*Requirements*:
Retype all of the data exactly as given.

[Extracted records]
begin

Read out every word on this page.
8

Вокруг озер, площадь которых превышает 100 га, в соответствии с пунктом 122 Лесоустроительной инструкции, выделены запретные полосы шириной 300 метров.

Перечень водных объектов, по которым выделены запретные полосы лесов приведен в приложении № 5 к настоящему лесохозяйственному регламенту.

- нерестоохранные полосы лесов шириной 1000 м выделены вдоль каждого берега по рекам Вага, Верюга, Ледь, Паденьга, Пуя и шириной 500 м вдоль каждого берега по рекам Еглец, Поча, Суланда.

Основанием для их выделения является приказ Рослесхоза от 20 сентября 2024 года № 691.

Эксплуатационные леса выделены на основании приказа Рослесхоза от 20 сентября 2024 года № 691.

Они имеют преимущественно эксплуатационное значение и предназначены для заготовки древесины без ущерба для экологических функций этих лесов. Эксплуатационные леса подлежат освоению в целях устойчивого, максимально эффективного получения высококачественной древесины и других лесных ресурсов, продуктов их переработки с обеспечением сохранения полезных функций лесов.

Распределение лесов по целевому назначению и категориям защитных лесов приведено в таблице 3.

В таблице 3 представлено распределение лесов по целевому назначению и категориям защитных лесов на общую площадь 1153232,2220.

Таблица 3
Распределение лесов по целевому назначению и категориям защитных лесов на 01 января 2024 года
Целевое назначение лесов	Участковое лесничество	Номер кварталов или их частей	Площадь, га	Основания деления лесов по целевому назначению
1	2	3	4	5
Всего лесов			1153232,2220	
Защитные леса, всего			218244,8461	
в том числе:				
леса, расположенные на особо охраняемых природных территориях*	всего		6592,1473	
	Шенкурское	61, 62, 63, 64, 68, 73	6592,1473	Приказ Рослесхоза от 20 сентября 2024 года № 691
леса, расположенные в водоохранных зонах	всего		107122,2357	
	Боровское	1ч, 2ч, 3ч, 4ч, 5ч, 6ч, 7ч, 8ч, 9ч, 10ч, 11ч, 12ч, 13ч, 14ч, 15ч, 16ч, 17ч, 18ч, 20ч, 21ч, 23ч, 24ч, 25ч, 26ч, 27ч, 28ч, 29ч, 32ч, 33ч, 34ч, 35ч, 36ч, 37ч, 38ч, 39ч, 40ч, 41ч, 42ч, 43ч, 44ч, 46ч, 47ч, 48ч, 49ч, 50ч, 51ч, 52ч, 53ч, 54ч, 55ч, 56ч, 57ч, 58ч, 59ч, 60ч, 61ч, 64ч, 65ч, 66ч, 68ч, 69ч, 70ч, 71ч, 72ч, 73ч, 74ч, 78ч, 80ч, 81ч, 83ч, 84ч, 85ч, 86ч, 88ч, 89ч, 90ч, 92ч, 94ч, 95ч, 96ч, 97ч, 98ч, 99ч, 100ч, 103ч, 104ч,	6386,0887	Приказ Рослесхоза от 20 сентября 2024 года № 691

end

*Written answer*:
Read out every word on this page.
8

Вокруг озер, площадь которых превышает 100 га, в соответствии с пунктом 122 Лесоустроительной инструкции, выделены запретные полосы шириной 300 метров.

Перечень водных объектов, по которым выделены запретные полосы лесов приведен в приложении № 5 к настоящему лесохозяйственному регламенту.

- нерестоохранные полосы лесов шириной 1000 м выделены вдоль каждого берега по рекам Вага, Верюга, Ледь, Паденьга, Пуя и шириной 500 м вдоль каждого берега по рекам Еглец, Поча, Суланда.

Основанием для их выделения является приказ Рослесхоза от 20 сентября 2024 года № 691.

Эксплуатационные леса выделены на основании приказа Рослесхоза от 20 сентября 2024 года № 691.

Они имеют преимущественно эксплуатационное значение и предназначены для заготовки древесины без ущерба для экологических функций этих лесов. Эксплуатационные леса подлежат освоению в целях устойчивого, максимально эффективного получения высококачественной древесины и других лесных ресурсов, продуктов их переработки с обеспечением сохранения полезных функций лесов.

Распределение лесов по целевому назначению и категориям защитных лесов приведено в таблице 3.

В таблице 3 представлено распределение лесов по целевому назначению и категориям защитных лесов на общую площадь 1153232,2220.

Таблица 3
Распределение лесов по целевому назначению и категориям защитных лесов на 01 января 2024 года
Целевое назначение лесов	Участковое лесничество	Номер кварталов или их частей	Площадь, га	Основания деления лесов по целевому назначению
1	2	3	4	5
Всего лесов			1153232,2220	
Защитные леса, всего			218244,8461	
в том числе:				
леса, расположенные на особо охраняемых природных территориях*	всего		6592,1473	
	Шенкурское	61, 62, 63, 64, 68, 73	6592,1473	Приказ Рослесхоза от 20 сентября 2024 года № 691
леса, расположенные в водоохранных зонах	всего		107122,2357	
	Боровское	1ч, 2ч, 3ч, 4ч, 5ч, 6ч, 7ч, 8ч, 9ч, 10ч, 11ч, 12ч, 13ч, 14ч, 15ч, 16ч, 17ч, 18ч, 20ч, 21ч, 23ч, 24ч, 25ч, 26ч, 27ч, 28ч, 29ч, 32ч, 33ч, 34ч, 35ч, 36ч, 37ч, 38ч, 39ч, 40ч, 41ч, 42ч, 43ч, 44ч, 46ч, 47ч, 48ч, 49ч, 50ч, 51ч, 52ч, 53ч, 54ч, 55ч, 56ч, 57ч, 58ч, 59ч, 60ч, 61ч, 64ч, 65ч, 66ч, 68ч, 69ч, 70ч, 71ч, 72ч, 73ч, 74ч, 78ч, 80ч, 81ч, 83ч, 84ч, 85ч, 86ч, 88ч, 89ч, 90ч, 92ч, 94ч, 95ч, 96ч, 97ч, 98ч, 99ч, 100ч, 103ч, 104ч,	6386,0887	Приказ Рослесхоза от 20 сентября 2024 года № 691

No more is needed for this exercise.